* [Your goal]: From the entries provided below, copy each line that contains the word "calendar".

[BEGIN Listed records]

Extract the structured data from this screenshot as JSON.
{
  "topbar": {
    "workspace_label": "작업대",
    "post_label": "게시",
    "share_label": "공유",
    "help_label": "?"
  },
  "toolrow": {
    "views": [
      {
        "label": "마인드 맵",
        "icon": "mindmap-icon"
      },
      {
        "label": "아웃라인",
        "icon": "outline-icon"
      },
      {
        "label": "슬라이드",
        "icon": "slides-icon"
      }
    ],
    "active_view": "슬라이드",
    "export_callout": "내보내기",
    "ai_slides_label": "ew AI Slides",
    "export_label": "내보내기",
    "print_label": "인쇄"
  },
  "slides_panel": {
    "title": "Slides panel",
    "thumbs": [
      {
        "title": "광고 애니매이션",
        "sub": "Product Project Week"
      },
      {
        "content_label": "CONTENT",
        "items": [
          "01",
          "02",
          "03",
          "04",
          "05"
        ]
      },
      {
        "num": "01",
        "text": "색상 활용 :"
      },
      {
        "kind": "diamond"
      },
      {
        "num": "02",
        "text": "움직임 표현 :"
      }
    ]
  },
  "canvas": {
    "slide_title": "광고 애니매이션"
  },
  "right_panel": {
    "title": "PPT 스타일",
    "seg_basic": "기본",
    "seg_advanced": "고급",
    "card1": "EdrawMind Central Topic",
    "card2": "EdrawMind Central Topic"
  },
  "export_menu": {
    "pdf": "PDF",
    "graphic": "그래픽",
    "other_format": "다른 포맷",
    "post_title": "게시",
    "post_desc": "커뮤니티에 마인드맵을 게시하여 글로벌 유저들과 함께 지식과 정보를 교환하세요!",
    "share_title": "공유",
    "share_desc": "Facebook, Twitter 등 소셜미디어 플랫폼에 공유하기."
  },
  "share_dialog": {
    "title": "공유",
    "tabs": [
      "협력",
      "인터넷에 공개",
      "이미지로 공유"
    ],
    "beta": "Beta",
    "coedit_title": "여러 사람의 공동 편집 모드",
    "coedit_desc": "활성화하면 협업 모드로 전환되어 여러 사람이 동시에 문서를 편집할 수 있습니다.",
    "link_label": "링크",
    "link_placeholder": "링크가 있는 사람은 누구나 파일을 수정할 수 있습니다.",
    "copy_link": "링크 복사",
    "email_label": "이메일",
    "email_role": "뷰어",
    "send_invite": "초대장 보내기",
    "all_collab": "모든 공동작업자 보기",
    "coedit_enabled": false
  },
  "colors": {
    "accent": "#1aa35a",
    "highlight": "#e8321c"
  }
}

[END Listed records]
[BEGIN Listed records]

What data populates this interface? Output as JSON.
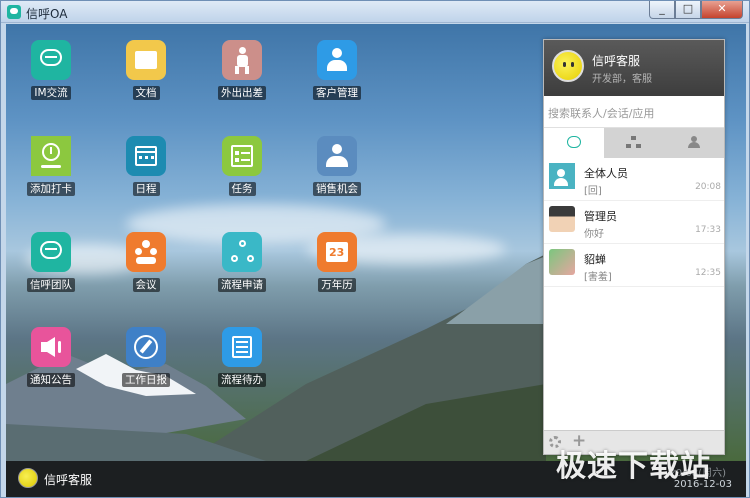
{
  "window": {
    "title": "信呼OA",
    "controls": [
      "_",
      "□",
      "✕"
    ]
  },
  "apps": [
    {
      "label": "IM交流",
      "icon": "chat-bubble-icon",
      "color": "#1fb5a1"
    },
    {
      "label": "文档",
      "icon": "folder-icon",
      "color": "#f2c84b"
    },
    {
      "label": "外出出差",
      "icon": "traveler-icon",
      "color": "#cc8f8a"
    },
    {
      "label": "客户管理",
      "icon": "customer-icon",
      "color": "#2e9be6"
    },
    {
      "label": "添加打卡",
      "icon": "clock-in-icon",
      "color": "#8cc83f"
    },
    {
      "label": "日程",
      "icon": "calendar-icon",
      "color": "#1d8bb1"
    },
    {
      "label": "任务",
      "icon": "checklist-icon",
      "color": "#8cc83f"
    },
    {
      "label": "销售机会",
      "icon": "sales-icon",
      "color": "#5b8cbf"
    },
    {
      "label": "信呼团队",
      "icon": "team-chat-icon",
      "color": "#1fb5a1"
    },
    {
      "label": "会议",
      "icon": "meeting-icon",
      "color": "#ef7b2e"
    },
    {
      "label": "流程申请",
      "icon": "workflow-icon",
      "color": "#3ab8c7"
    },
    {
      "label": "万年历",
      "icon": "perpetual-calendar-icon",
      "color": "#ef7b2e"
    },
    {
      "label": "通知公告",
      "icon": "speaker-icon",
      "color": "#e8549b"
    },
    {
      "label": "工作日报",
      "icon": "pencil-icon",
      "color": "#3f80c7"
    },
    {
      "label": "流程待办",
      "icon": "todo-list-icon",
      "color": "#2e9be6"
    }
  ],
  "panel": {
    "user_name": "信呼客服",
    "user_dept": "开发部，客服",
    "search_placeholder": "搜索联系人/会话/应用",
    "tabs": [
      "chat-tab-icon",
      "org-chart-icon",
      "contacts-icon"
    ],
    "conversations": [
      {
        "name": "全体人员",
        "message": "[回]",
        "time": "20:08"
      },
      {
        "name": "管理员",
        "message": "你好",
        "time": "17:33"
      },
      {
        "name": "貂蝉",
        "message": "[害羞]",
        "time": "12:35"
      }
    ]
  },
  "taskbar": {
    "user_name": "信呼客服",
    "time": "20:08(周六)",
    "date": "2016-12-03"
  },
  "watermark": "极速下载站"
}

[END Listed records]
[BEGIN Listed records]

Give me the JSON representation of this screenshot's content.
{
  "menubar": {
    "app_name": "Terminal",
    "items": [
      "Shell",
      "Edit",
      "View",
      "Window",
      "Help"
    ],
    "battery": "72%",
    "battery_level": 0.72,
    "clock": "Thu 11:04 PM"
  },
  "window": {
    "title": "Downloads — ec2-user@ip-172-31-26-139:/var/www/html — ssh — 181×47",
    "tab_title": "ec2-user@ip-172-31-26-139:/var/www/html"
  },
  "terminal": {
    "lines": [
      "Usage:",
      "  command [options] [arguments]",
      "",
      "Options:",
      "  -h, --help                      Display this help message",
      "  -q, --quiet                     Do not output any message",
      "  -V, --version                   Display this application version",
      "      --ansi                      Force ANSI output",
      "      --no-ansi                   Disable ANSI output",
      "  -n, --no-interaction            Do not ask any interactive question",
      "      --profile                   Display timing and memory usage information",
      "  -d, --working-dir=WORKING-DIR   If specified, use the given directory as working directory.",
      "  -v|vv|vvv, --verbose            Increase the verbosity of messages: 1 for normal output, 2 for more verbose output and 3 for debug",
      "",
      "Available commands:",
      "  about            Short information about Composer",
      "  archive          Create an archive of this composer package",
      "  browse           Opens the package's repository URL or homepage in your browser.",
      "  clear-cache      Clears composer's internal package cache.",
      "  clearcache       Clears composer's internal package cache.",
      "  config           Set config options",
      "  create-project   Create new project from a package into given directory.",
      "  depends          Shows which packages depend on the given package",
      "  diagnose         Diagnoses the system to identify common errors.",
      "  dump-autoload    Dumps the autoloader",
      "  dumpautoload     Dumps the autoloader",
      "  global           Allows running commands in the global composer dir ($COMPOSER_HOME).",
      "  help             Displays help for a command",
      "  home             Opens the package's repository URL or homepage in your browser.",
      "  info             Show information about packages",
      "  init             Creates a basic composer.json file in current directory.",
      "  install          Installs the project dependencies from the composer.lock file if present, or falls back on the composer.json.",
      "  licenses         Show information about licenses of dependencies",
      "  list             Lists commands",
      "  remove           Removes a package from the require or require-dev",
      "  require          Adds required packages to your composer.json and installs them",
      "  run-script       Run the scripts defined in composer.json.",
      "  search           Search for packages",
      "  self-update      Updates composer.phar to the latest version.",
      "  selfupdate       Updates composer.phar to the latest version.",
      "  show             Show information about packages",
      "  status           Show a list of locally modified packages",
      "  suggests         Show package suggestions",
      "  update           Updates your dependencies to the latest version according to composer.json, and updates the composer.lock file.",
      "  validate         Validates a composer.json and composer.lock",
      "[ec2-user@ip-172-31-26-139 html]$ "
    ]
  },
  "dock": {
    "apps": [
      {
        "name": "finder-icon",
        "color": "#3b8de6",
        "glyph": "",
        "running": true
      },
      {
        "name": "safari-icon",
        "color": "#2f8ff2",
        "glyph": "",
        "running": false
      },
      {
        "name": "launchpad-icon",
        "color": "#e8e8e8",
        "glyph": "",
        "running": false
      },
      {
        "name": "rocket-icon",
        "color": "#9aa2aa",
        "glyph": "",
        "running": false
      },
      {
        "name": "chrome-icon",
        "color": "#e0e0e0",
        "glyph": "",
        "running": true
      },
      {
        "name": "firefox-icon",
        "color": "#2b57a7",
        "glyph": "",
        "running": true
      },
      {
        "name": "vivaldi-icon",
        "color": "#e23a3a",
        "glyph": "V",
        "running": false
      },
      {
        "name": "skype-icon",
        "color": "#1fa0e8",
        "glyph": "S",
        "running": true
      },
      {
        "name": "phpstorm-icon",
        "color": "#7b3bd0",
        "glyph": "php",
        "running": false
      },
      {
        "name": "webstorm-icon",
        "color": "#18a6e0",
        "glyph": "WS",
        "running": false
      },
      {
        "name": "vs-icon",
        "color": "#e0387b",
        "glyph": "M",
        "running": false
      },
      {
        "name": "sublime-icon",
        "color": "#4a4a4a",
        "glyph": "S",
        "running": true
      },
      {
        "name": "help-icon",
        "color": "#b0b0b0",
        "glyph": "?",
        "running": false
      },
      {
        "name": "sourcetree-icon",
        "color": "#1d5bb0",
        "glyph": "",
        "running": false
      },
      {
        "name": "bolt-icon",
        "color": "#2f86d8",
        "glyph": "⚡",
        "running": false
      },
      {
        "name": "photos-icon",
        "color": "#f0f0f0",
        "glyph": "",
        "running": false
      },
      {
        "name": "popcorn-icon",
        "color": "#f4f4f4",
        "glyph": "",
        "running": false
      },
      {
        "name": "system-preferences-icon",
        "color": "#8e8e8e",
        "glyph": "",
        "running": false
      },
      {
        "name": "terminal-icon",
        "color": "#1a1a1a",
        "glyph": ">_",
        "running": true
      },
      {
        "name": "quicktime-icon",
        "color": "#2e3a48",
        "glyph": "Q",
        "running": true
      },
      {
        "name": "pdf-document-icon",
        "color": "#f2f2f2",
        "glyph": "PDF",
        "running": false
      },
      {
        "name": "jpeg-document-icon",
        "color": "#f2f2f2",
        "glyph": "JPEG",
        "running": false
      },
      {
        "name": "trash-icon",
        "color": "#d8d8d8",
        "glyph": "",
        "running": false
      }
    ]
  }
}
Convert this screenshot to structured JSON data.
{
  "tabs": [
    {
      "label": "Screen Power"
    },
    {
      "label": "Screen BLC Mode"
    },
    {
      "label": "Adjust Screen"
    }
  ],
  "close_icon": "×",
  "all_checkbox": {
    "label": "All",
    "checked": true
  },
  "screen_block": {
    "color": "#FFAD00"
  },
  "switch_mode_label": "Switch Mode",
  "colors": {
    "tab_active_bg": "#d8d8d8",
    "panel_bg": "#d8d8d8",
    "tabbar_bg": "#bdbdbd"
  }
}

[END Listed records]

* [Output]:
      "icon": "calendar-icon",
      "icon": "perpetual-calendar-icon",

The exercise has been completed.